## Records for the task
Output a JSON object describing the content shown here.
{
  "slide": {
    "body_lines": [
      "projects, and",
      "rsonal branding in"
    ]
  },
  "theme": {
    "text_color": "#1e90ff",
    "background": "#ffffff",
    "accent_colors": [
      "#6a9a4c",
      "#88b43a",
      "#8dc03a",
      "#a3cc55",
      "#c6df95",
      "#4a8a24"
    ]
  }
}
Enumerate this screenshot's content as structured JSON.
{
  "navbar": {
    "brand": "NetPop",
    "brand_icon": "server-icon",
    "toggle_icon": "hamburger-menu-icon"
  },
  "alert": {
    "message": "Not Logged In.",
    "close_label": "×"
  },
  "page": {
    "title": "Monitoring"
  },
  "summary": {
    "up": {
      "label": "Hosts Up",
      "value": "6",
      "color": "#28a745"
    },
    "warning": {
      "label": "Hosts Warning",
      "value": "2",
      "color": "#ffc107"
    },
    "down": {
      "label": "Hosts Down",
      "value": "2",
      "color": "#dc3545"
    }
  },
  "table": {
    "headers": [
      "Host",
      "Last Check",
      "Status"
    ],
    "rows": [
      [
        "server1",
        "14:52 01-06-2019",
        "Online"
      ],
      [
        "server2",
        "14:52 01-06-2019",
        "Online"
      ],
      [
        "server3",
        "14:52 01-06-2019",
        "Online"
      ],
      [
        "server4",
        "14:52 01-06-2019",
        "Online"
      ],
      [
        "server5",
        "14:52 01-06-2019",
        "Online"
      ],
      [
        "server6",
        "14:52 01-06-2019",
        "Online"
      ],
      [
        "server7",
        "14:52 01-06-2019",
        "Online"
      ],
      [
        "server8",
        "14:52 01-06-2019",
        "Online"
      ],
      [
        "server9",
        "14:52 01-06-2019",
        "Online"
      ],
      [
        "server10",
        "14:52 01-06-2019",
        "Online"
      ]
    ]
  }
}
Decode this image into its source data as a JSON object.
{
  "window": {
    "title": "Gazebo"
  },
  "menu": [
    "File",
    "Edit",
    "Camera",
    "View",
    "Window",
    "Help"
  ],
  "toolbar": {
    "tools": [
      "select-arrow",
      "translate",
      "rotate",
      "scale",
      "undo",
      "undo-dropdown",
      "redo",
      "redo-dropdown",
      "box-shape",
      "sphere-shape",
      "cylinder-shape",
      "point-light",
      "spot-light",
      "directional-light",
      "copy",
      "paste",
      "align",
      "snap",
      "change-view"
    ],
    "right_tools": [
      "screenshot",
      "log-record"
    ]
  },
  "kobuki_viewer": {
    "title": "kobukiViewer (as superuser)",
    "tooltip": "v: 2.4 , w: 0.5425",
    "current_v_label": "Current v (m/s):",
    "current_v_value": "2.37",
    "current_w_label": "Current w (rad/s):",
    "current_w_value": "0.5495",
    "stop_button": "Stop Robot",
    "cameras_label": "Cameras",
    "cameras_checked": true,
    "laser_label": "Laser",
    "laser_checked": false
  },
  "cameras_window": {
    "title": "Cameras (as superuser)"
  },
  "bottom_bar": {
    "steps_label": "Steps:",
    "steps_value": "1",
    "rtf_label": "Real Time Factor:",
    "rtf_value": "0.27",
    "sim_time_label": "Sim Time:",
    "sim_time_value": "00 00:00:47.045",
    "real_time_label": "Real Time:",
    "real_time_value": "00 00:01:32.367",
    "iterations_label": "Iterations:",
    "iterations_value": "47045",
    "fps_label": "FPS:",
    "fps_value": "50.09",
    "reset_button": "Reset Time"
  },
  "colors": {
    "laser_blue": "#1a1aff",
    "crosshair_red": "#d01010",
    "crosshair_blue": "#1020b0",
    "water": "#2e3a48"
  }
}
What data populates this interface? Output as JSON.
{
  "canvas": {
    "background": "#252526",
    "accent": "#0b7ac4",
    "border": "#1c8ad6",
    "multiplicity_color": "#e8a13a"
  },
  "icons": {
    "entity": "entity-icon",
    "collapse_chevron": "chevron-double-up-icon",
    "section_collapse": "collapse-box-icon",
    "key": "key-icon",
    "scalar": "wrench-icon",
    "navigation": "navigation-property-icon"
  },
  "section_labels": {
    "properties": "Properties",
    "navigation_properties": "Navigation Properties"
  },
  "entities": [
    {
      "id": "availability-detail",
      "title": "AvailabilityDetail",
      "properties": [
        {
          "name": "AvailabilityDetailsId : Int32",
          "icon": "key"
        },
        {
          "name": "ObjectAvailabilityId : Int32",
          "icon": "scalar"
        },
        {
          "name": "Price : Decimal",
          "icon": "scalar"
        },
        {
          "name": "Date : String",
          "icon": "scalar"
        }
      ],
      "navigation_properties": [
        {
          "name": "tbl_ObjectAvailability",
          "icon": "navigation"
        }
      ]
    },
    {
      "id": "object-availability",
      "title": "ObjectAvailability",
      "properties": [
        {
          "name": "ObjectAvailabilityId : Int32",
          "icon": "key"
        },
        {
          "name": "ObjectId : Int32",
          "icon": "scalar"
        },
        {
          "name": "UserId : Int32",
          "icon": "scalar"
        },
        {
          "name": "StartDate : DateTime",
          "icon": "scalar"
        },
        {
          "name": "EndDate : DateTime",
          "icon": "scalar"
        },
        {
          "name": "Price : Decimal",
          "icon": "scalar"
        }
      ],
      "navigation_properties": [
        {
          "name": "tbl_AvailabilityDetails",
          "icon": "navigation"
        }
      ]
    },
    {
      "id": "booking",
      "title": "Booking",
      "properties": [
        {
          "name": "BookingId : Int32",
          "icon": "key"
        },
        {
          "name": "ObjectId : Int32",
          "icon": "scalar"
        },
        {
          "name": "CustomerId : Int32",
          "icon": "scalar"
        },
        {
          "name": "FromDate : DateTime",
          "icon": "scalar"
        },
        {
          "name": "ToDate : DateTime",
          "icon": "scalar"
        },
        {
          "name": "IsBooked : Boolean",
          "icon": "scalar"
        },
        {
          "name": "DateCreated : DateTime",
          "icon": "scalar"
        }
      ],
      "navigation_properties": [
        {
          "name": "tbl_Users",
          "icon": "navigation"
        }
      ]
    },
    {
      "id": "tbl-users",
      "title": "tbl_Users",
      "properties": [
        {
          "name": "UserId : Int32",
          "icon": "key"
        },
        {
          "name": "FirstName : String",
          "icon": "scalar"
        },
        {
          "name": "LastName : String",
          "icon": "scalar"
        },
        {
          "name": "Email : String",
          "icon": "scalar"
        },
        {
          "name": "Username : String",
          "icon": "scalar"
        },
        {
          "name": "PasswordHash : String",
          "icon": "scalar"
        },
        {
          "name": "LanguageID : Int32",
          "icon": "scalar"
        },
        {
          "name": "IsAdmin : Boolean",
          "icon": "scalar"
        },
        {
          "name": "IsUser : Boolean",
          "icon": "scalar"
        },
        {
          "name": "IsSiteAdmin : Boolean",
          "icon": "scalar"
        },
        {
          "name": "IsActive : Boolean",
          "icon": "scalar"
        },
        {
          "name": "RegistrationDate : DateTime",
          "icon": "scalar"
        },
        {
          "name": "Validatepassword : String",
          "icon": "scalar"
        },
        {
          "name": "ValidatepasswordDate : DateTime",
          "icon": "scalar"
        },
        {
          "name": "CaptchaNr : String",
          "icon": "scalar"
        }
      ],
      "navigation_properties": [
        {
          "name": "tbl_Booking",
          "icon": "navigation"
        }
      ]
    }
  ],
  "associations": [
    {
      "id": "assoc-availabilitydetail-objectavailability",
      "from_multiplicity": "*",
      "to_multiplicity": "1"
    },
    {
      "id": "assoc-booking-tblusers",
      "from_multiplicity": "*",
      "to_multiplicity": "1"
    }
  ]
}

## Problem
Copy out the full set of records precisely, leaving nothing out.

## Output for this task
Output a JSON object describing the content shown here.
{
  "slide": {
    "body_lines": [
      "projects, and",
      "rsonal branding in"
    ]
  },
  "theme": {
    "text_color": "#1e90ff",
    "background": "#ffffff",
    "accent_colors": [
      "#6a9a4c",
      "#88b43a",
      "#8dc03a",
      "#a3cc55",
      "#c6df95",
      "#4a8a24"
    ]
  }
}
Enumerate this screenshot's content as structured JSON.
{
  "navbar": {
    "brand": "NetPop",
    "brand_icon": "server-icon",
    "toggle_icon": "hamburger-menu-icon"
  },
  "alert": {
    "message": "Not Logged In.",
    "close_label": "×"
  },
  "page": {
    "title": "Monitoring"
  },
  "summary": {
    "up": {
      "label": "Hosts Up",
      "value": "6",
      "color": "#28a745"
    },
    "warning": {
      "label": "Hosts Warning",
      "value": "2",
      "color": "#ffc107"
    },
    "down": {
      "label": "Hosts Down",
      "value": "2",
      "color": "#dc3545"
    }
  },
  "table": {
    "headers": [
      "Host",
      "Last Check",
      "Status"
    ],
    "rows": [
      [
        "server1",
        "14:52 01-06-2019",
        "Online"
      ],
      [
        "server2",
        "14:52 01-06-2019",
        "Online"
      ],
      [
        "server3",
        "14:52 01-06-2019",
        "Online"
      ],
      [
        "server4",
        "14:52 01-06-2019",
        "Online"
      ],
      [
        "server5",
        "14:52 01-06-2019",
        "Online"
      ],
      [
        "server6",
        "14:52 01-06-2019",
        "Online"
      ],
      [
        "server7",
        "14:52 01-06-2019",
        "Online"
      ],
      [
        "server8",
        "14:52 01-06-2019",
        "Online"
      ],
      [
        "server9",
        "14:52 01-06-2019",
        "Online"
      ],
      [
        "server10",
        "14:52 01-06-2019",
        "Online"
      ]
    ]
  }
}
Decode this image into its source data as a JSON object.
{
  "window": {
    "title": "Gazebo"
  },
  "menu": [
    "File",
    "Edit",
    "Camera",
    "View",
    "Window",
    "Help"
  ],
  "toolbar": {
    "tools": [
      "select-arrow",
      "translate",
      "rotate",
      "scale",
      "undo",
      "undo-dropdown",
      "redo",
      "redo-dropdown",
      "box-shape",
      "sphere-shape",
      "cylinder-shape",
      "point-light",
      "spot-light",
      "directional-light",
      "copy",
      "paste",
      "align",
      "snap",
      "change-view"
    ],
    "right_tools": [
      "screenshot",
      "log-record"
    ]
  },
  "kobuki_viewer": {
    "title": "kobukiViewer (as superuser)",
    "tooltip": "v: 2.4 , w: 0.5425",
    "current_v_label": "Current v (m/s):",
    "current_v_value": "2.37",
    "current_w_label": "Current w (rad/s):",
    "current_w_value": "0.5495",
    "stop_button": "Stop Robot",
    "cameras_label": "Cameras",
    "cameras_checked": true,
    "laser_label": "Laser",
    "laser_checked": false
  },
  "cameras_window": {
    "title": "Cameras (as superuser)"
  },
  "bottom_bar": {
    "steps_label": "Steps:",
    "steps_value": "1",
    "rtf_label": "Real Time Factor:",
    "rtf_value": "0.27",
    "sim_time_label": "Sim Time:",
    "sim_time_value": "00 00:00:47.045",
    "real_time_label": "Real Time:",
    "real_time_value": "00 00:01:32.367",
    "iterations_label": "Iterations:",
    "iterations_value": "47045",
    "fps_label": "FPS:",
    "fps_value": "50.09",
    "reset_button": "Reset Time"
  },
  "colors": {
    "laser_blue": "#1a1aff",
    "crosshair_red": "#d01010",
    "crosshair_blue": "#1020b0",
    "water": "#2e3a48"
  }
}
What data populates this interface? Output as JSON.
{
  "canvas": {
    "background": "#252526",
    "accent": "#0b7ac4",
    "border": "#1c8ad6",
    "multiplicity_color": "#e8a13a"
  },
  "icons": {
    "entity": "entity-icon",
    "collapse_chevron": "chevron-double-up-icon",
    "section_collapse": "collapse-box-icon",
    "key": "key-icon",
    "scalar": "wrench-icon",
    "navigation": "navigation-property-icon"
  },
  "section_labels": {
    "properties": "Properties",
    "navigation_properties": "Navigation Properties"
  },
  "entities": [
    {
      "id": "availability-detail",
      "title": "AvailabilityDetail",
      "properties": [
        {
          "name": "AvailabilityDetailsId : Int32",
          "icon": "key"
        },
        {
          "name": "ObjectAvailabilityId : Int32",
          "icon": "scalar"
        },
        {
          "name": "Price : Decimal",
          "icon": "scalar"
        },
        {
          "name": "Date : String",
          "icon": "scalar"
        }
      ],
      "navigation_properties": [
        {
          "name": "tbl_ObjectAvailability",
          "icon": "navigation"
        }
      ]
    },
    {
      "id": "object-availability",
      "title": "ObjectAvailability",
      "properties": [
        {
          "name": "ObjectAvailabilityId : Int32",
          "icon": "key"
        },
        {
          "name": "ObjectId : Int32",
          "icon": "scalar"
        },
        {
          "name": "UserId : Int32",
          "icon": "scalar"
        },
        {
          "name": "StartDate : DateTime",
          "icon": "scalar"
        },
        {
          "name": "EndDate : DateTime",
          "icon": "scalar"
        },
        {
          "name": "Price : Decimal",
          "icon": "scalar"
        }
      ],
      "navigation_properties": [
        {
          "name": "tbl_AvailabilityDetails",
          "icon": "navigation"
        }
      ]
    },
    {
      "id": "booking",
      "title": "Booking",
      "properties": [
        {
          "name": "BookingId : Int32",
          "icon": "key"
        },
        {
          "name": "ObjectId : Int32",
          "icon": "scalar"
        },
        {
          "name": "CustomerId : Int32",
          "icon": "scalar"
        },
        {
          "name": "FromDate : DateTime",
          "icon": "scalar"
        },
        {
          "name": "ToDate : DateTime",
          "icon": "scalar"
        },
        {
          "name": "IsBooked : Boolean",
          "icon": "scalar"
        },
        {
          "name": "DateCreated : DateTime",
          "icon": "scalar"
        }
      ],
      "navigation_properties": [
        {
          "name": "tbl_Users",
          "icon": "navigation"
        }
      ]
    },
    {
      "id": "tbl-users",
      "title": "tbl_Users",
      "properties": [
        {
          "name": "UserId : Int32",
          "icon": "key"
        },
        {
          "name": "FirstName : String",
          "icon": "scalar"
        },
        {
          "name": "LastName : String",
          "icon": "scalar"
        },
        {
          "name": "Email : String",
          "icon": "scalar"
        },
        {
          "name": "Username : String",
          "icon": "scalar"
        },
        {
          "name": "PasswordHash : String",
          "icon": "scalar"
        },
        {
          "name": "LanguageID : Int32",
          "icon": "scalar"
        },
        {
          "name": "IsAdmin : Boolean",
          "icon": "scalar"
        },
        {
          "name": "IsUser : Boolean",
          "icon": "scalar"
        },
        {
          "name": "IsSiteAdmin : Boolean",
          "icon": "scalar"
        },
        {
          "name": "IsActive : Boolean",
          "icon": "scalar"
        },
        {
          "name": "RegistrationDate : DateTime",
          "icon": "scalar"
        },
        {
          "name": "Validatepassword : String",
          "icon": "scalar"
        },
        {
          "name": "ValidatepasswordDate : DateTime",
          "icon": "scalar"
        },
        {
          "name": "CaptchaNr : String",
          "icon": "scalar"
        }
      ],
      "navigation_properties": [
        {
          "name": "tbl_Booking",
          "icon": "navigation"
        }
      ]
    }
  ],
  "associations": [
    {
      "id": "assoc-availabilitydetail-objectavailability",
      "from_multiplicity": "*",
      "to_multiplicity": "1"
    },
    {
      "id": "assoc-booking-tblusers",
      "from_multiplicity": "*",
      "to_multiplicity": "1"
    }
  ]
}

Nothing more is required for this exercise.